#### SUPPLIED DATA

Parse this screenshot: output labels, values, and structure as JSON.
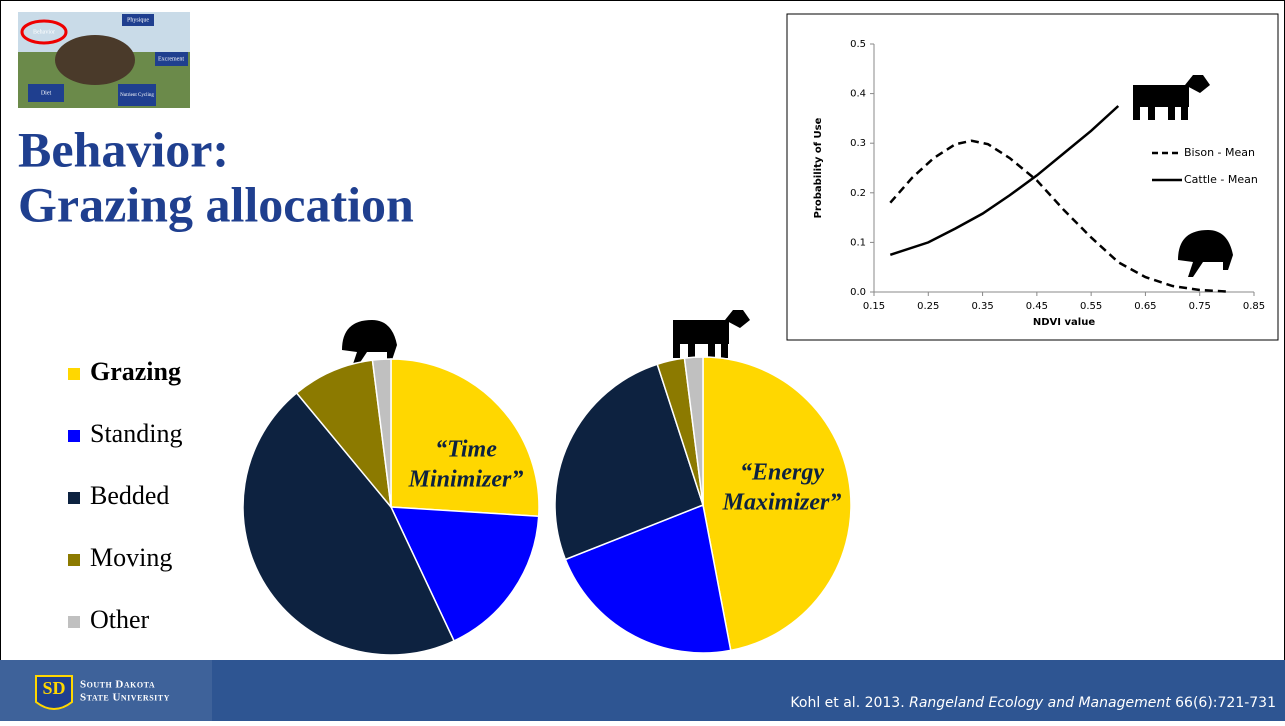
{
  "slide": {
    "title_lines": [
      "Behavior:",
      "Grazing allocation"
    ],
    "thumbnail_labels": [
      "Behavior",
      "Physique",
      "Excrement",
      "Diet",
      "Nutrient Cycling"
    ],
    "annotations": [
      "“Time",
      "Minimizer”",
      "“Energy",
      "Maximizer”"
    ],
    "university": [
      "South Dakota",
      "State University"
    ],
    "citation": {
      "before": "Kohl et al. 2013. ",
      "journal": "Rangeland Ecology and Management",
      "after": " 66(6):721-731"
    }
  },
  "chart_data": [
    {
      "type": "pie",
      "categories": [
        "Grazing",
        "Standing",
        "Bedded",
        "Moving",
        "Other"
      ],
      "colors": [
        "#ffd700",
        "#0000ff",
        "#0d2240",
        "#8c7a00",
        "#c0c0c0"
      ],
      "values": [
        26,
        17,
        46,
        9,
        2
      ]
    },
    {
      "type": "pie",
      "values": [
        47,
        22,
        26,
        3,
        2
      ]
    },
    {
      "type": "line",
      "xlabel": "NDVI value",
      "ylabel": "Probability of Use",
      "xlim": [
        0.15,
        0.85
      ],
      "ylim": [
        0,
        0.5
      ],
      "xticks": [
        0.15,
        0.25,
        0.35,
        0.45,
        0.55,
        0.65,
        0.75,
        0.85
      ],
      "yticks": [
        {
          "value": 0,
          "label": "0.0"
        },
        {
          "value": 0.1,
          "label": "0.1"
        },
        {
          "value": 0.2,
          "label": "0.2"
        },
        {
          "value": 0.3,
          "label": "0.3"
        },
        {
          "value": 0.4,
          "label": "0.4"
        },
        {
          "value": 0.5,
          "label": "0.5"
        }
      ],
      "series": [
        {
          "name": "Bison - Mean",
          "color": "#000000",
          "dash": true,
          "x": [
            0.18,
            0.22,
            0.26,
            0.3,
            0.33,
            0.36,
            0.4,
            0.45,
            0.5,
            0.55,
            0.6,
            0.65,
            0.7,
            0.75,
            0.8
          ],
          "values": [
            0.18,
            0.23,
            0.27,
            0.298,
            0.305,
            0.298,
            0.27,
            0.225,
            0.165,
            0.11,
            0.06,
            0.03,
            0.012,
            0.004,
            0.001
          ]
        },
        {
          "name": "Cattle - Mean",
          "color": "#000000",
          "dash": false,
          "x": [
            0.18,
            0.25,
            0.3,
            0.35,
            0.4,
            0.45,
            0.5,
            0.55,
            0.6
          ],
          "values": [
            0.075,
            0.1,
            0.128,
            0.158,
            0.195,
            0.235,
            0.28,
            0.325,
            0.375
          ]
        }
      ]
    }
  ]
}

--

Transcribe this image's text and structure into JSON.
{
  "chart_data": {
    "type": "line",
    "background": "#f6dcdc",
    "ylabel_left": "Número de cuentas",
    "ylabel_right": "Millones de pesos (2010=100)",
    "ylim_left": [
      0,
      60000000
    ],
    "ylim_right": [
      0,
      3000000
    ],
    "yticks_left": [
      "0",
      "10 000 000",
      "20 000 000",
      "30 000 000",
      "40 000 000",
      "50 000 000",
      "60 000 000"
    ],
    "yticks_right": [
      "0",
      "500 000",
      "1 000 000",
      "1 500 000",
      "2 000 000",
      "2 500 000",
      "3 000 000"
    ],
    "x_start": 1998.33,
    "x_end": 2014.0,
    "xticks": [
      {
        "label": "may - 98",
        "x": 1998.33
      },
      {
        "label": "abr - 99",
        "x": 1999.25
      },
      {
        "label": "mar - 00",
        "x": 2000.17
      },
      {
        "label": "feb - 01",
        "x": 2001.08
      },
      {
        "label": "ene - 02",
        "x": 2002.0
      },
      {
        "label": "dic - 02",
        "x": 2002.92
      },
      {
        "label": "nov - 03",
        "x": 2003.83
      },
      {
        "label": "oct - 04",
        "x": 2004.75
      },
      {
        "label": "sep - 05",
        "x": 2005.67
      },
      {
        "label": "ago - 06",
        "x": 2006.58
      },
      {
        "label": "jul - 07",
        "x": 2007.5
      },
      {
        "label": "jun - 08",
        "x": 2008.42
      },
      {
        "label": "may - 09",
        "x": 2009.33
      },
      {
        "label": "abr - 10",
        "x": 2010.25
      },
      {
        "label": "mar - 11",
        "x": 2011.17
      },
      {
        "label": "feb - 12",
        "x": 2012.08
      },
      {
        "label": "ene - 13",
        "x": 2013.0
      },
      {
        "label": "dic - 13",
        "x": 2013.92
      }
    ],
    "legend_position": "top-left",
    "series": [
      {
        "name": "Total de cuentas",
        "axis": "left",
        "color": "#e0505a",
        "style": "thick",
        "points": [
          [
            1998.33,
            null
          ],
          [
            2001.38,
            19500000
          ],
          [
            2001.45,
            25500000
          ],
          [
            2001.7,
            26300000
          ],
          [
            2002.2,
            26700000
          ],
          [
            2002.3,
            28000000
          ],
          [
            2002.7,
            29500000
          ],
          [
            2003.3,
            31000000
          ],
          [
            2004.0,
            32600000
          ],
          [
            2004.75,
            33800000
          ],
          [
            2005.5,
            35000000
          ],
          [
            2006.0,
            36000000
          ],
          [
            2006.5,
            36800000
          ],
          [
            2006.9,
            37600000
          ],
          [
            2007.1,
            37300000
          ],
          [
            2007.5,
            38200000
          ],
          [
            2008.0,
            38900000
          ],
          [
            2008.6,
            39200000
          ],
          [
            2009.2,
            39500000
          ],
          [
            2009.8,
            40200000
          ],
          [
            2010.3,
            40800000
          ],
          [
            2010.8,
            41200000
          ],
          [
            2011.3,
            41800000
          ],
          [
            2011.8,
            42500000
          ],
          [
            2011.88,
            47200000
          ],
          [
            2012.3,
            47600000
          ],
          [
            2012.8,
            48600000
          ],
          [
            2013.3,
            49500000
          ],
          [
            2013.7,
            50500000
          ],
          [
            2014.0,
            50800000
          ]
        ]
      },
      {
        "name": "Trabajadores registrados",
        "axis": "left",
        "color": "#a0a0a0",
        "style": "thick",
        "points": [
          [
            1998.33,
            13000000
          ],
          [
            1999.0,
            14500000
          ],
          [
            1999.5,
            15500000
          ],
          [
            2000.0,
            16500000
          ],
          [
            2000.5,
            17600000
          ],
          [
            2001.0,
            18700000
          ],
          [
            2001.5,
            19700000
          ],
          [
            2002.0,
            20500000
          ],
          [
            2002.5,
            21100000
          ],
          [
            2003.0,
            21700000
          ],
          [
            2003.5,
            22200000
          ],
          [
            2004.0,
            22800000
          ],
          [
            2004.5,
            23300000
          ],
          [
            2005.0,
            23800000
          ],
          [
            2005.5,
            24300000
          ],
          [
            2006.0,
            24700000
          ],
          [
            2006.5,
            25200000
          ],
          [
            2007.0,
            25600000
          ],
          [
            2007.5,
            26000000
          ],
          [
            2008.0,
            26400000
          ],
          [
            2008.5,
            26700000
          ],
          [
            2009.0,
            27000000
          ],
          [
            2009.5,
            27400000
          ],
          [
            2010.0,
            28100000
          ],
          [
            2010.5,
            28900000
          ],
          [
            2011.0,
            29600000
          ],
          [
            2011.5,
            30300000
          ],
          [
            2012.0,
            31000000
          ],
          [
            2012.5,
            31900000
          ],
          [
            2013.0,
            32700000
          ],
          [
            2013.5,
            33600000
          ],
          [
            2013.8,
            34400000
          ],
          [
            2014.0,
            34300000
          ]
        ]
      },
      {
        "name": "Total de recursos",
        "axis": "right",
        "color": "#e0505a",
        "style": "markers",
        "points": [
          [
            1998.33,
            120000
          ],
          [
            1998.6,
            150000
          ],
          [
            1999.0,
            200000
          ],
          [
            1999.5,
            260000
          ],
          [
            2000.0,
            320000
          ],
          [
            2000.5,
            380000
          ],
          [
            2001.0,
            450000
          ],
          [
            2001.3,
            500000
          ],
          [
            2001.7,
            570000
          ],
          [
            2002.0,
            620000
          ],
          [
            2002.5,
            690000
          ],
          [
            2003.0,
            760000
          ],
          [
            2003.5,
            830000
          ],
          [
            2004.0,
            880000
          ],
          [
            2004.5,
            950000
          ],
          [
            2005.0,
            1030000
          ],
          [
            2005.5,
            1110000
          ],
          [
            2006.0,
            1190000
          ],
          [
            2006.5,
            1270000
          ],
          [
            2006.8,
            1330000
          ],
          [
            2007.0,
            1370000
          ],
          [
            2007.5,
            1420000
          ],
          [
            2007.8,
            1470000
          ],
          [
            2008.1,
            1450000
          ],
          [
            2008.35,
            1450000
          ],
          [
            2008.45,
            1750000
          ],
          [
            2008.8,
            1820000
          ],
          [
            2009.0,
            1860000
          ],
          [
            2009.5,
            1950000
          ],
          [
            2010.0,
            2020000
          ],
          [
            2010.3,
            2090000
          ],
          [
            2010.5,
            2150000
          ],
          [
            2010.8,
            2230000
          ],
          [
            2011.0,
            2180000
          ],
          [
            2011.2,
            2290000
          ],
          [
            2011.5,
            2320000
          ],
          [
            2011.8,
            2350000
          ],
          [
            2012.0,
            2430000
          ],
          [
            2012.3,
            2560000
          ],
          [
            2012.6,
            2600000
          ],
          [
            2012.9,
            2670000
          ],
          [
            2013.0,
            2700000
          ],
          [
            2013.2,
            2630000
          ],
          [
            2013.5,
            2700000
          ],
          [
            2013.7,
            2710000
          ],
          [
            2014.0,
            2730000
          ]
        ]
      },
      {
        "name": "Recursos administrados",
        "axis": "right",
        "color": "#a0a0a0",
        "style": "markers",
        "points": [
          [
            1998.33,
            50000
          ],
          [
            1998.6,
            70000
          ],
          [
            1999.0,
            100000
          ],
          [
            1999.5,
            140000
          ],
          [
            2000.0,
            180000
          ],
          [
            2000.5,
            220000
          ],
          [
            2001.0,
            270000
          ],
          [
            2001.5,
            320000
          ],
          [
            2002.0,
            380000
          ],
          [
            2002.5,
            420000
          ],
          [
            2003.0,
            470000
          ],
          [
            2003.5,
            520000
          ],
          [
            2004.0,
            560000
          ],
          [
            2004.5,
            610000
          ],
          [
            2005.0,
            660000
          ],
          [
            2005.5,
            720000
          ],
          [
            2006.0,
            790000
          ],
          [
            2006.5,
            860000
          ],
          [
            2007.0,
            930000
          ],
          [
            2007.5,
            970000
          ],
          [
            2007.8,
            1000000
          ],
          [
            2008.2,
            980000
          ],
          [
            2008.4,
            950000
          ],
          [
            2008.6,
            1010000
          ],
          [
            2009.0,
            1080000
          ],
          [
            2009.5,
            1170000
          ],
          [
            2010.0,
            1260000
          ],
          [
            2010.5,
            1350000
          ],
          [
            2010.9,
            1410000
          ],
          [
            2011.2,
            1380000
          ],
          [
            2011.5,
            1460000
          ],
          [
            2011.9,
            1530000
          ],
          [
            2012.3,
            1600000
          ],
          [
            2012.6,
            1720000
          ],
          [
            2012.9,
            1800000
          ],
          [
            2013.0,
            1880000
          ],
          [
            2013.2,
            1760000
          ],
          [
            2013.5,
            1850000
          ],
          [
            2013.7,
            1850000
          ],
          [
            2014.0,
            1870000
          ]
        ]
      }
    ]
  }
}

#### GIVEN EXERCISE
Return every line containing "name".

#### RESULT OF THE TASK
          "name": "Bison - Mean",
          "name": "Cattle - Mean",
        "name": "Total de cuentas",
        "name": "Trabajadores registrados",
        "name": "Total de recursos",
        "name": "Recursos administrados",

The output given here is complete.